> _Exercise_: How many lines of these entries hold the string "Wind"? Reply with the number alone.

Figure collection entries
● ● ● ● ● ● ●

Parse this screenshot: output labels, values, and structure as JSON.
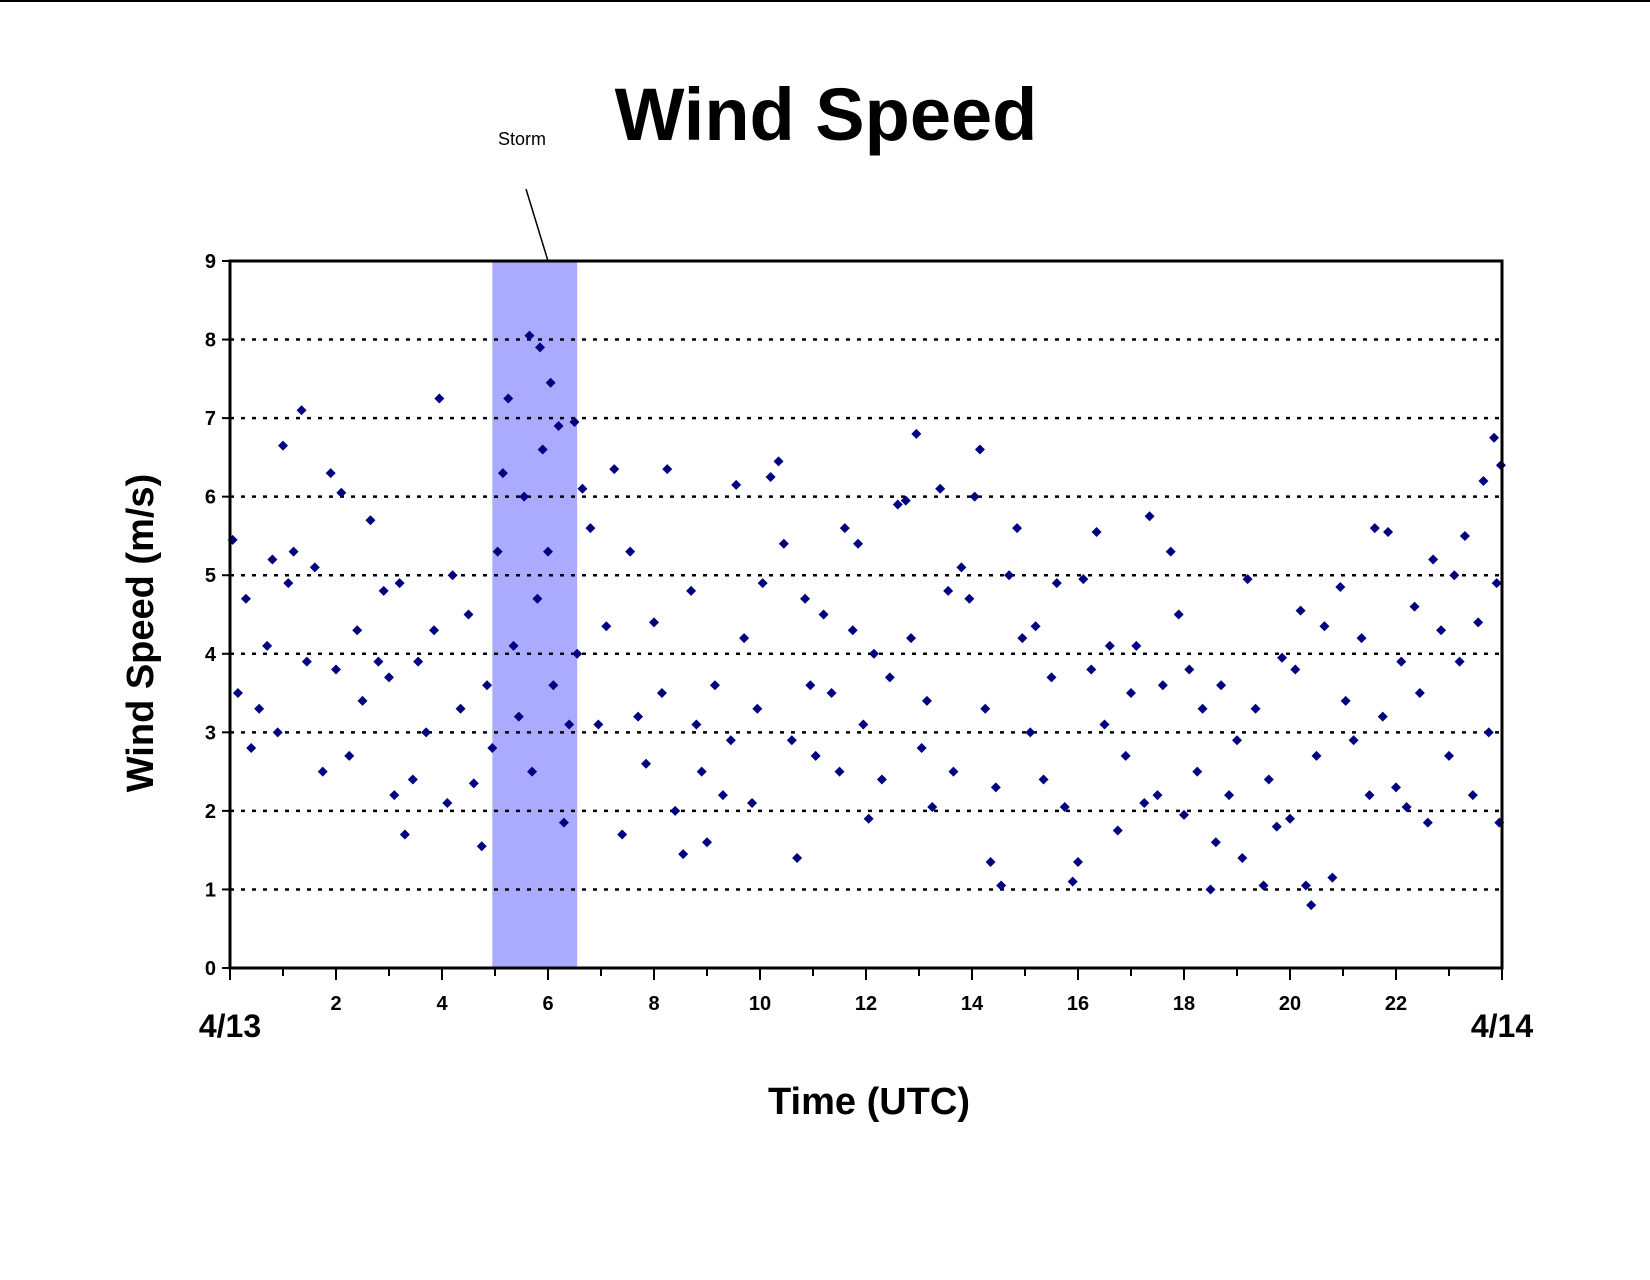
{
  "chart_data": {
    "type": "scatter",
    "title": "Wind Speed",
    "x_label": "Time (UTC)",
    "y_label": "Wind Speed (m/s)",
    "color": "#000080",
    "marker": "diamond",
    "grid": true,
    "xlim": [
      0,
      24
    ],
    "ylim": [
      0,
      9
    ],
    "xticks": [
      {
        "value": 0,
        "label": "4/13"
      },
      2,
      4,
      6,
      8,
      10,
      12,
      14,
      16,
      18,
      20,
      22,
      {
        "value": 24,
        "label": "4/14"
      }
    ],
    "yticks": [
      0,
      1,
      2,
      3,
      4,
      5,
      6,
      7,
      8,
      9
    ],
    "highlight": {
      "x": [
        4.95,
        6.55
      ],
      "color": "#aaaaff"
    },
    "annotations": [
      {
        "text": "Storm",
        "x": 6
      }
    ],
    "x": [
      0.05,
      0.15,
      0.3,
      0.4,
      0.55,
      0.7,
      0.8,
      0.9,
      1.0,
      1.1,
      1.2,
      1.35,
      1.45,
      1.6,
      1.75,
      1.9,
      2.0,
      2.1,
      2.25,
      2.4,
      2.5,
      2.65,
      2.8,
      2.9,
      3.0,
      3.1,
      3.2,
      3.3,
      3.45,
      3.55,
      3.7,
      3.85,
      3.95,
      4.1,
      4.2,
      4.35,
      4.5,
      4.6,
      4.75,
      4.85,
      4.95,
      5.05,
      5.15,
      5.25,
      5.35,
      5.45,
      5.55,
      5.65,
      5.7,
      5.8,
      5.85,
      5.9,
      6.0,
      6.05,
      6.1,
      6.2,
      6.3,
      6.4,
      6.5,
      6.55,
      6.65,
      6.8,
      6.95,
      7.1,
      7.25,
      7.4,
      7.55,
      7.7,
      7.85,
      8.0,
      8.15,
      8.25,
      8.4,
      8.55,
      8.7,
      8.8,
      8.9,
      9.0,
      9.15,
      9.3,
      9.45,
      9.55,
      9.7,
      9.85,
      9.95,
      10.05,
      10.2,
      10.35,
      10.45,
      10.6,
      10.7,
      10.85,
      10.95,
      11.05,
      11.2,
      11.35,
      11.5,
      11.6,
      11.75,
      11.85,
      11.95,
      12.05,
      12.15,
      12.3,
      12.45,
      12.6,
      12.75,
      12.85,
      12.95,
      13.05,
      13.15,
      13.25,
      13.4,
      13.55,
      13.65,
      13.8,
      13.95,
      14.05,
      14.15,
      14.25,
      14.35,
      14.45,
      14.55,
      14.7,
      14.85,
      14.95,
      15.1,
      15.2,
      15.35,
      15.5,
      15.6,
      15.75,
      15.9,
      16.0,
      16.1,
      16.25,
      16.35,
      16.5,
      16.6,
      16.75,
      16.9,
      17.0,
      17.1,
      17.25,
      17.35,
      17.5,
      17.6,
      17.75,
      17.9,
      18.0,
      18.1,
      18.25,
      18.35,
      18.5,
      18.6,
      18.7,
      18.85,
      19.0,
      19.1,
      19.2,
      19.35,
      19.5,
      19.6,
      19.75,
      19.85,
      20.0,
      20.1,
      20.2,
      20.3,
      20.4,
      20.5,
      20.65,
      20.8,
      20.95,
      21.05,
      21.2,
      21.35,
      21.5,
      21.6,
      21.75,
      21.85,
      22.0,
      22.1,
      22.2,
      22.35,
      22.45,
      22.6,
      22.7,
      22.85,
      23.0,
      23.1,
      23.2,
      23.3,
      23.45,
      23.55,
      23.65,
      23.75,
      23.85,
      23.95,
      23.98,
      23.9
    ],
    "values": [
      5.45,
      3.5,
      4.7,
      2.8,
      3.3,
      4.1,
      5.2,
      3.0,
      6.65,
      4.9,
      5.3,
      7.1,
      3.9,
      5.1,
      2.5,
      6.3,
      3.8,
      6.05,
      2.7,
      4.3,
      3.4,
      5.7,
      3.9,
      4.8,
      3.7,
      2.2,
      4.9,
      1.7,
      2.4,
      3.9,
      3.0,
      4.3,
      7.25,
      2.1,
      5.0,
      3.3,
      4.5,
      2.35,
      1.55,
      3.6,
      2.8,
      5.3,
      6.3,
      7.25,
      4.1,
      3.2,
      6.0,
      8.05,
      2.5,
      4.7,
      7.9,
      6.6,
      5.3,
      7.45,
      3.6,
      6.9,
      1.85,
      3.1,
      6.95,
      4.0,
      6.1,
      5.6,
      3.1,
      4.35,
      6.35,
      1.7,
      5.3,
      3.2,
      2.6,
      4.4,
      3.5,
      6.35,
      2.0,
      1.45,
      4.8,
      3.1,
      2.5,
      1.6,
      3.6,
      2.2,
      2.9,
      6.15,
      4.2,
      2.1,
      3.3,
      4.9,
      6.25,
      6.45,
      5.4,
      2.9,
      1.4,
      4.7,
      3.6,
      2.7,
      4.5,
      3.5,
      2.5,
      5.6,
      4.3,
      5.4,
      3.1,
      1.9,
      4.0,
      2.4,
      3.7,
      5.9,
      5.95,
      4.2,
      6.8,
      2.8,
      3.4,
      2.05,
      6.1,
      4.8,
      2.5,
      5.1,
      4.7,
      6.0,
      6.6,
      3.3,
      1.35,
      2.3,
      1.05,
      5.0,
      5.6,
      4.2,
      3.0,
      4.35,
      2.4,
      3.7,
      4.9,
      2.05,
      1.1,
      1.35,
      4.95,
      3.8,
      5.55,
      3.1,
      4.1,
      1.75,
      2.7,
      3.5,
      4.1,
      2.1,
      5.75,
      2.2,
      3.6,
      5.3,
      4.5,
      1.95,
      3.8,
      2.5,
      3.3,
      1.0,
      1.6,
      3.6,
      2.2,
      2.9,
      1.4,
      4.95,
      3.3,
      1.05,
      2.4,
      1.8,
      3.95,
      1.9,
      3.8,
      4.55,
      1.05,
      0.8,
      2.7,
      4.35,
      1.15,
      4.85,
      3.4,
      2.9,
      4.2,
      2.2,
      5.6,
      3.2,
      5.55,
      2.3,
      3.9,
      2.05,
      4.6,
      3.5,
      1.85,
      5.2,
      4.3,
      2.7,
      5.0,
      3.9,
      5.5,
      2.2,
      4.4,
      6.2,
      3.0,
      6.75,
      1.85,
      6.4,
      4.9
    ]
  }
}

● ● ● ● ● ● ●

> _Solution to the exercise_: 2